Required task =>
Find the word "même" in the data. Return every line where it appears.
** start Data to use **
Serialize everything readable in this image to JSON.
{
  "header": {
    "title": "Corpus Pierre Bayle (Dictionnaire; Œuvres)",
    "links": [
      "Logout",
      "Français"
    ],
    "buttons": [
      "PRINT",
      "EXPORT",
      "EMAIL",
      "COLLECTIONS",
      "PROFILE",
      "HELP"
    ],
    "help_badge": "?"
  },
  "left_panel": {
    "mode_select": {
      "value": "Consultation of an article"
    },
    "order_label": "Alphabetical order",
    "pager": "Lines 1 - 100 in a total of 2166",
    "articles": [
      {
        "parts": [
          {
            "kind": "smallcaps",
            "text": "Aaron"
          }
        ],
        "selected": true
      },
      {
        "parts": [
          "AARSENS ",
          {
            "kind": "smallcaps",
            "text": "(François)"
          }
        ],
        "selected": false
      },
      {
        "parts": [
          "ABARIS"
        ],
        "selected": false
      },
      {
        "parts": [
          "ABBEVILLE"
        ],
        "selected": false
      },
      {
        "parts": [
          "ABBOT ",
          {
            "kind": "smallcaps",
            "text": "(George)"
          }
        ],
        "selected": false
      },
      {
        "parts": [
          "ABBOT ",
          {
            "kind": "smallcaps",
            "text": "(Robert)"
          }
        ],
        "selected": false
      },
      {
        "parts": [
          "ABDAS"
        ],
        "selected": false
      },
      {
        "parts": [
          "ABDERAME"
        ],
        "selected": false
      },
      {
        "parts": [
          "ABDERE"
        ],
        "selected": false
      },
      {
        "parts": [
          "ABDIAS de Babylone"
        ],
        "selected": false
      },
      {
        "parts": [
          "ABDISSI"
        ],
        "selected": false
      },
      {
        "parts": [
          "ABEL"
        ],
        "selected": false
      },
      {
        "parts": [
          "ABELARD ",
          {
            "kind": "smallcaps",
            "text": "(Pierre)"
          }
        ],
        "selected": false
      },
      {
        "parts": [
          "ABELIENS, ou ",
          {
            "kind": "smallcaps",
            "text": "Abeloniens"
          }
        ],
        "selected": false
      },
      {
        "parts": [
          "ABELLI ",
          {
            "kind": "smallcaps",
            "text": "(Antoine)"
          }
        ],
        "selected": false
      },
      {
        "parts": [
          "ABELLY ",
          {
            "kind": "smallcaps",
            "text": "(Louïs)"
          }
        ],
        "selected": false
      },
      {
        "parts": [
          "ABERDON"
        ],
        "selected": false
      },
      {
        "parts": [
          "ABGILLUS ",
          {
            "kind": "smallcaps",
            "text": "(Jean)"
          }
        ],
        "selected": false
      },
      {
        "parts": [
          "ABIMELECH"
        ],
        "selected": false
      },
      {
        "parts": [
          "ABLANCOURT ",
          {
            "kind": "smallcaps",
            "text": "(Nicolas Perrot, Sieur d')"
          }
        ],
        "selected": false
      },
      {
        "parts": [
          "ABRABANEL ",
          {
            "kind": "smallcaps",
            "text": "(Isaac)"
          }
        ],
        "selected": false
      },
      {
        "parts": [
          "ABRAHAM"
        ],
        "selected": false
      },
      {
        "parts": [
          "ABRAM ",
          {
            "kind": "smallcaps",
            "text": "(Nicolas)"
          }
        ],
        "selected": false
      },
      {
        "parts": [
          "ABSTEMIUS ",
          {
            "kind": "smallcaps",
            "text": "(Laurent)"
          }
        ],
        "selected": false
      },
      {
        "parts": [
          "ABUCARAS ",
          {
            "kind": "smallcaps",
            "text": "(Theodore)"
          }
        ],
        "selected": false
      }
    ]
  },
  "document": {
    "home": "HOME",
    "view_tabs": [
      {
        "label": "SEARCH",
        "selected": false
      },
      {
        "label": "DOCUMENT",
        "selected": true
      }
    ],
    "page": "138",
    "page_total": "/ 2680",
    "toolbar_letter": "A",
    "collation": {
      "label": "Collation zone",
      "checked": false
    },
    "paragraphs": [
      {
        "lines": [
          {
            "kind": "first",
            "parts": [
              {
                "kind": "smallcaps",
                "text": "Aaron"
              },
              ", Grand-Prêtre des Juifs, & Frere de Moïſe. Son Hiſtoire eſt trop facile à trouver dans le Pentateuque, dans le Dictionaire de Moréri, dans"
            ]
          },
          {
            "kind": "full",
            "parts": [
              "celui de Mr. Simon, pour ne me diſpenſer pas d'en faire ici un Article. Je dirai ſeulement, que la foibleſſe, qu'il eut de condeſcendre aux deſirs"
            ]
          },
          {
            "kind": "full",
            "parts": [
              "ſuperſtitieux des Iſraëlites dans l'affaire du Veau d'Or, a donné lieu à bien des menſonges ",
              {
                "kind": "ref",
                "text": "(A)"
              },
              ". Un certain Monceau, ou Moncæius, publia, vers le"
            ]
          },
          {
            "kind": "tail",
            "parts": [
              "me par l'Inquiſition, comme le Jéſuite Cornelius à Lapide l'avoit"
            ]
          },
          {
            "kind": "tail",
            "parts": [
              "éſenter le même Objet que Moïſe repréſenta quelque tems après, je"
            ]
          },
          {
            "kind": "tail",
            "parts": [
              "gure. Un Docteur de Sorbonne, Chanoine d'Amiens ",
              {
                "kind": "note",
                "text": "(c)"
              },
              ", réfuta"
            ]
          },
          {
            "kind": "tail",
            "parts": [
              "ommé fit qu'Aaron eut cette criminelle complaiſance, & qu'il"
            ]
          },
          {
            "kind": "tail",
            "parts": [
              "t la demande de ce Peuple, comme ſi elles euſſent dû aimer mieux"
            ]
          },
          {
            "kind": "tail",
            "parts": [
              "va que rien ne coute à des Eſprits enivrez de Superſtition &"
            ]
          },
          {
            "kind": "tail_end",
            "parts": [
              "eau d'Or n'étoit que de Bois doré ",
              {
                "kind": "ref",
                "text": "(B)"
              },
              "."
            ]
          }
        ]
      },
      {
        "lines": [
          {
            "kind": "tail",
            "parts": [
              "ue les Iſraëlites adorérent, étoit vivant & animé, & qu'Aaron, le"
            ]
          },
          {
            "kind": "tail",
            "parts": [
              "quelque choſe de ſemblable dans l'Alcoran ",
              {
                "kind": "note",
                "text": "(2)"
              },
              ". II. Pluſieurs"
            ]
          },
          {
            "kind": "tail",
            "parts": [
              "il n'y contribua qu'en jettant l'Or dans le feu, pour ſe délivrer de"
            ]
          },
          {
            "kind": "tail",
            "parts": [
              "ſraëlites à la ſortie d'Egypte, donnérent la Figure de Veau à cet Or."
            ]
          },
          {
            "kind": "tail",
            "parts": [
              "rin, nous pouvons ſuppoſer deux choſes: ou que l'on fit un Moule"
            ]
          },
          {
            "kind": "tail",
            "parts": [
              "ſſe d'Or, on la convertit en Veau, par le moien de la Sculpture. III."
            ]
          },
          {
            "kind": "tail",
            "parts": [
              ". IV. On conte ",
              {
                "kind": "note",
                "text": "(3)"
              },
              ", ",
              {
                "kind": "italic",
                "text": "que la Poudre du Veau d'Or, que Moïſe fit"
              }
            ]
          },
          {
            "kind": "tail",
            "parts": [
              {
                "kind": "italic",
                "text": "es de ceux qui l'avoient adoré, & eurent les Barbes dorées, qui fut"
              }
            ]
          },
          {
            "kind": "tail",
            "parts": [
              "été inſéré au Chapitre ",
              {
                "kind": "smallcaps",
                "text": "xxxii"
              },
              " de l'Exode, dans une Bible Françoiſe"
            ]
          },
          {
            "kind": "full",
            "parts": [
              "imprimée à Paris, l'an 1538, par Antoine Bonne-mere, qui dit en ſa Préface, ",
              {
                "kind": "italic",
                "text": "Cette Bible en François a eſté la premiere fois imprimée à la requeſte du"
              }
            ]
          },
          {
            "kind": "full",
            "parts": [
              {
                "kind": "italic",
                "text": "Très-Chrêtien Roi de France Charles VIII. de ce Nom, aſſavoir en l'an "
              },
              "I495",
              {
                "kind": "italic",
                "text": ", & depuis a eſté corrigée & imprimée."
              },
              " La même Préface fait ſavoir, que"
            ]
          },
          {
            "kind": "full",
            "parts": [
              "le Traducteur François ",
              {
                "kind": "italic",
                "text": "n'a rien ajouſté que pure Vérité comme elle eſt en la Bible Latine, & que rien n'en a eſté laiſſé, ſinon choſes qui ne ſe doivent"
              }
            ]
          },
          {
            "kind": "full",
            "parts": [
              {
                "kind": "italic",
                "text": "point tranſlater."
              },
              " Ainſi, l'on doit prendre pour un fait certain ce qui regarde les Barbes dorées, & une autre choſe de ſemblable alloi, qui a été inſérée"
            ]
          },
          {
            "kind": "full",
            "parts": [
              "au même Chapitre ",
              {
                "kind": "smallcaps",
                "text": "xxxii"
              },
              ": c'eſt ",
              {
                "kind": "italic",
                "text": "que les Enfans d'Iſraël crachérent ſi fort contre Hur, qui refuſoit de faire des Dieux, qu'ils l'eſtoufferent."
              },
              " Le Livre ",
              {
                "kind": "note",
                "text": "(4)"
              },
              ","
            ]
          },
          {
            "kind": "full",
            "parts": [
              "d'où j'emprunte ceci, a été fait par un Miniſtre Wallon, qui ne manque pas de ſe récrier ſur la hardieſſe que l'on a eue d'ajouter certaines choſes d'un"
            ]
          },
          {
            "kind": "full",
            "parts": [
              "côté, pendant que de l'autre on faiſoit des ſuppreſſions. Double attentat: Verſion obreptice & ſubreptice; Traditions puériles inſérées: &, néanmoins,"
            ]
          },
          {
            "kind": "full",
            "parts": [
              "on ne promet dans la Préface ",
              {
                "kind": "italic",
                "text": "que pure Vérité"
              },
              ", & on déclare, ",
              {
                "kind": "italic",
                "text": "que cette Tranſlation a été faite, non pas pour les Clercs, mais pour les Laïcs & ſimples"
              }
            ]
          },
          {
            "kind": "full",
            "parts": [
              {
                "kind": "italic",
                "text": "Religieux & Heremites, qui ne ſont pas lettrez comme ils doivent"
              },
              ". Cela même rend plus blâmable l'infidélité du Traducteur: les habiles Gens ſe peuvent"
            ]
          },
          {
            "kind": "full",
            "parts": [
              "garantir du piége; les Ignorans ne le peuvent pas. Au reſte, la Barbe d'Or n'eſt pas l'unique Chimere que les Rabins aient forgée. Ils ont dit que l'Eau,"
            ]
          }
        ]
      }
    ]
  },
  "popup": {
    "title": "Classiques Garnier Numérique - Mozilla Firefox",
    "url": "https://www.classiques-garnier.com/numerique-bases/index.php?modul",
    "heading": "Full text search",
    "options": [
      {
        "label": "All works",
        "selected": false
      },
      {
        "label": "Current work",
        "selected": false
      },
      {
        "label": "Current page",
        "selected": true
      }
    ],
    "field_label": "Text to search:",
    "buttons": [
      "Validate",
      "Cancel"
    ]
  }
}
** end Data to use **
Output for this exercise =>
              "éſenter le même Objet que Moïſe repréſenta quelque tems après, je"
              " La même Préface fait ſavoir, que"
              "au même Chapitre ",
              ". Cela même rend plus blâmable l'infidélité du Traducteur: les habiles Gens ſe peuvent"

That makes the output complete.